» **Source excerpt**:
Polish hopes for a massive inflow of Chinese investors, establishing new factories and creating thousands of jobs, have not yet materialized.

by Lukasz Sarek 3 September 2018

In December 2011, Polish President Bronislaw Komorowski paid an official visit to China. During his meeting with then-President Hu Jintao, who also served as the secretary general of the Communist Party of China (CPC), he signed a document on establishing a strategic partnership. It was a symbolic turning point in Poland’s policy toward China. Europe’s economic woes, which had influenced Poland, and a shortage of domestic capital, were to be cured by Chinese investments and growing exports to the Middle Kingdom. And President Andrzej Duda, during his visit to China in 2015, sought the support of CPC and state officials toward those goals.

 

In 2016, another big step was taken as during President Xi Jinping’s visit to Poland, a comprehensive strategic partnership format was adopted. Both this document and the earlier one include stipulations on investment cooperation. Agreements aiming at a greater presence of Chinese investors in Poland were signed. The topic of Chinese investors flocking to Poland, bringing huge capital flows and creating jobs, has been appearing constantly in the Polish media, government agency statements, and expert opinions.

» **Problem a**:
Answer these questions using the passage on Poland and Chinese investment:
(i) Which Polish president paid an official visit to China in December 2011?
(ii) In what year did President Andrzej Duda visit China?
(iii) During whose visit to Poland in 2016 was a comprehensive strategic partnership format adopted?
The listing that follows this passage has no connection to it.

» **Data listing**:
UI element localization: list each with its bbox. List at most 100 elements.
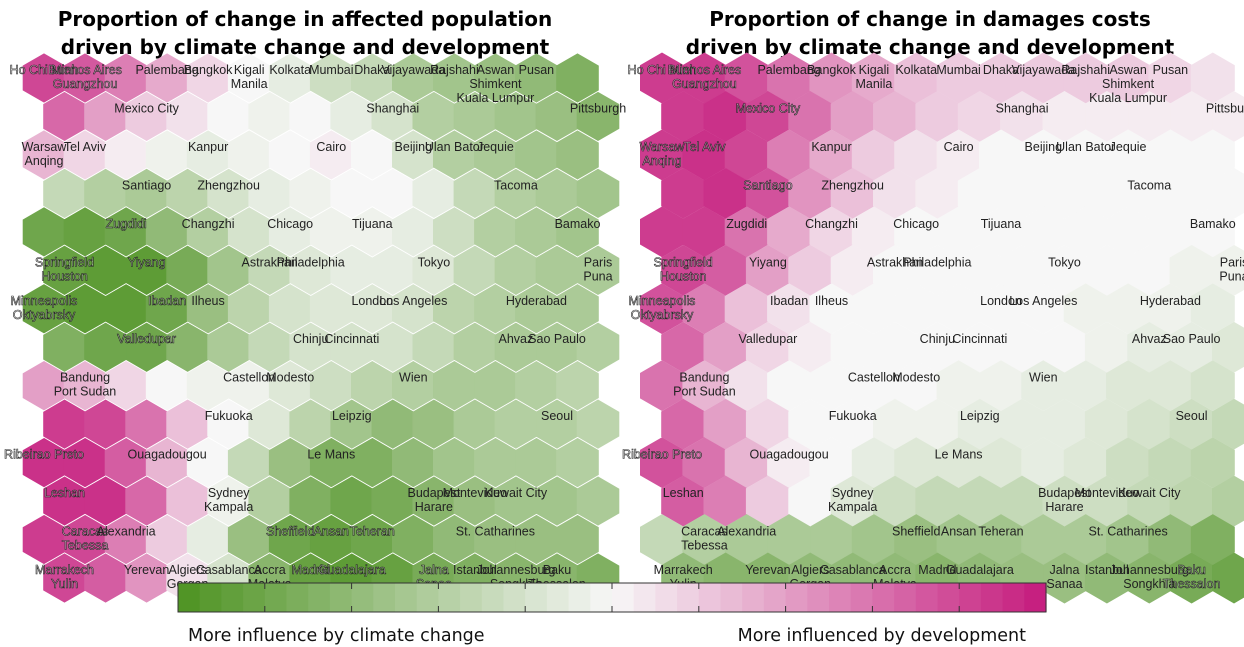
city-label: Accra [254, 563, 286, 577]
city-label: Leipzig [332, 409, 372, 423]
city-label: Valledupar [117, 332, 176, 346]
city-label: Tokyo [1048, 255, 1081, 269]
legend-swatch [1024, 583, 1047, 612]
city-label: Kanpur [188, 140, 228, 154]
city-label: Los Angeles [379, 294, 447, 308]
city-label: Hyderabad [1140, 294, 1201, 308]
city-label: Madrid [918, 563, 956, 577]
city-label: Changzhi [182, 217, 235, 231]
city-label: Minneapolis [629, 294, 696, 308]
hex-cell [104, 207, 148, 257]
hex-cell [371, 168, 415, 219]
hex-cell [207, 168, 251, 219]
city-label: St. Catharines [456, 525, 535, 539]
city-label: Aswan [1109, 63, 1147, 77]
hex-cell [125, 399, 168, 449]
legend-swatch [720, 583, 743, 612]
city-label: Ansan [314, 525, 349, 539]
hex-cell [227, 130, 271, 180]
hex-cell [350, 284, 394, 334]
legend-swatch [221, 583, 244, 612]
hex-cell [556, 130, 599, 180]
city-label: Ilheus [815, 294, 848, 308]
city-label: Philadelphia [277, 255, 345, 269]
city-label: Jalna [419, 563, 449, 577]
legend-swatch [308, 583, 331, 612]
hex-cell [391, 130, 435, 180]
hex-cell [1190, 437, 1235, 489]
hex-cell [453, 168, 497, 219]
city-label: Tel Aviv [64, 140, 107, 154]
hex-cell [330, 476, 374, 526]
hex-cell [268, 284, 312, 334]
city-label: Alexandria [97, 525, 156, 539]
hex-cell [268, 53, 312, 103]
city-label: Puna [1219, 269, 1244, 283]
city-label: Minneapolis [11, 294, 78, 308]
legend-swatch [351, 583, 374, 612]
hex-cell [166, 399, 210, 449]
city-label: Zhengzhou [197, 178, 260, 192]
hex-cell [474, 437, 517, 488]
city-label: Bamako [555, 217, 601, 231]
hex-cell [515, 130, 558, 180]
hex-cell [412, 399, 456, 449]
hex-cell [535, 399, 579, 449]
hex-cell [494, 399, 538, 449]
city-label: Montevideo [1075, 486, 1140, 500]
hex-cell [248, 245, 292, 295]
city-label: Fukuoka [205, 409, 253, 423]
city-label: Kampala [204, 500, 253, 514]
hex-cell [391, 514, 435, 565]
hex-cell [350, 361, 394, 411]
city-label: Kuwait City [1118, 486, 1181, 500]
city-label: Guangzhou [672, 77, 737, 91]
hex-cell [1212, 91, 1244, 142]
city-label: Ouagadougou [127, 448, 206, 462]
city-label: Port Sudan [673, 385, 736, 399]
hex-cell [371, 399, 415, 449]
hex-cell [309, 437, 353, 488]
city-label: Baku [1177, 563, 1206, 577]
hex-cell [391, 437, 435, 488]
legend-swatch [872, 583, 895, 612]
city-label: Mexico City [114, 102, 179, 116]
hex-cell [22, 514, 66, 565]
city-label: Los Angeles [1009, 294, 1077, 308]
hex-cell [556, 53, 599, 103]
hex-cell [350, 130, 394, 180]
chart-title-line-1: Proportion of change in affected populat… [58, 7, 553, 31]
city-label: Manila [231, 77, 268, 91]
city-label: Cairo [944, 140, 974, 154]
city-label: Valledupar [738, 332, 797, 346]
city-label: Philadelphia [903, 255, 971, 269]
legend-ticks [264, 583, 960, 612]
city-label: Beijing [1025, 140, 1063, 154]
hex-cell [1212, 167, 1244, 219]
hex-cell [371, 245, 415, 295]
city-label: Guadalajara [318, 563, 386, 577]
hex-cell [125, 245, 168, 295]
hex-cell [186, 284, 230, 334]
hex-cell [166, 245, 210, 295]
hex-cell [1190, 129, 1235, 181]
city-label: Ribeirao Preto [4, 448, 84, 462]
city-label: Tacoma [494, 178, 538, 192]
city-label: Kampala [828, 500, 877, 514]
city-label: Sao Paulo [528, 332, 586, 346]
city-label: Seoul [541, 409, 573, 423]
city-label: Dhaka [354, 63, 390, 77]
city-label: Modesto [892, 371, 940, 385]
city-label: Bangkok [807, 63, 856, 77]
hex-cell [453, 245, 497, 295]
city-label: Tijuana [352, 217, 393, 231]
city-label: Port Sudan [54, 385, 117, 399]
city-label: Houston [41, 269, 88, 283]
legend-swatch [503, 583, 526, 612]
hex-cell [535, 322, 579, 372]
legend-swatch [612, 583, 635, 612]
city-label: Shanghai [366, 102, 419, 116]
hex-cell [248, 476, 292, 526]
city-label: Alexandria [717, 525, 776, 539]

» **Problem b**:
Rewrite the lines of the listing from the line with "city-label: Accra [254, 563, 286, 577]" to the line with "city-label: Kanpur [188, 140, 228, 154]", changing "legend-swatch" to "legend-box" and leaving everything else as it is.

» **Expected answer a**:
(i) Bronislaw Komorowski
(ii) 2015
(iii) President Xi Jinping's

» **Expected answer b**:
city-label: Accra [254, 563, 286, 577]
city-label: Leipzig [332, 409, 372, 423]
city-label: Valledupar [117, 332, 176, 346]
city-label: Tokyo [1048, 255, 1081, 269]
legend-box [1024, 583, 1047, 612]
city-label: Kanpur [188, 140, 228, 154]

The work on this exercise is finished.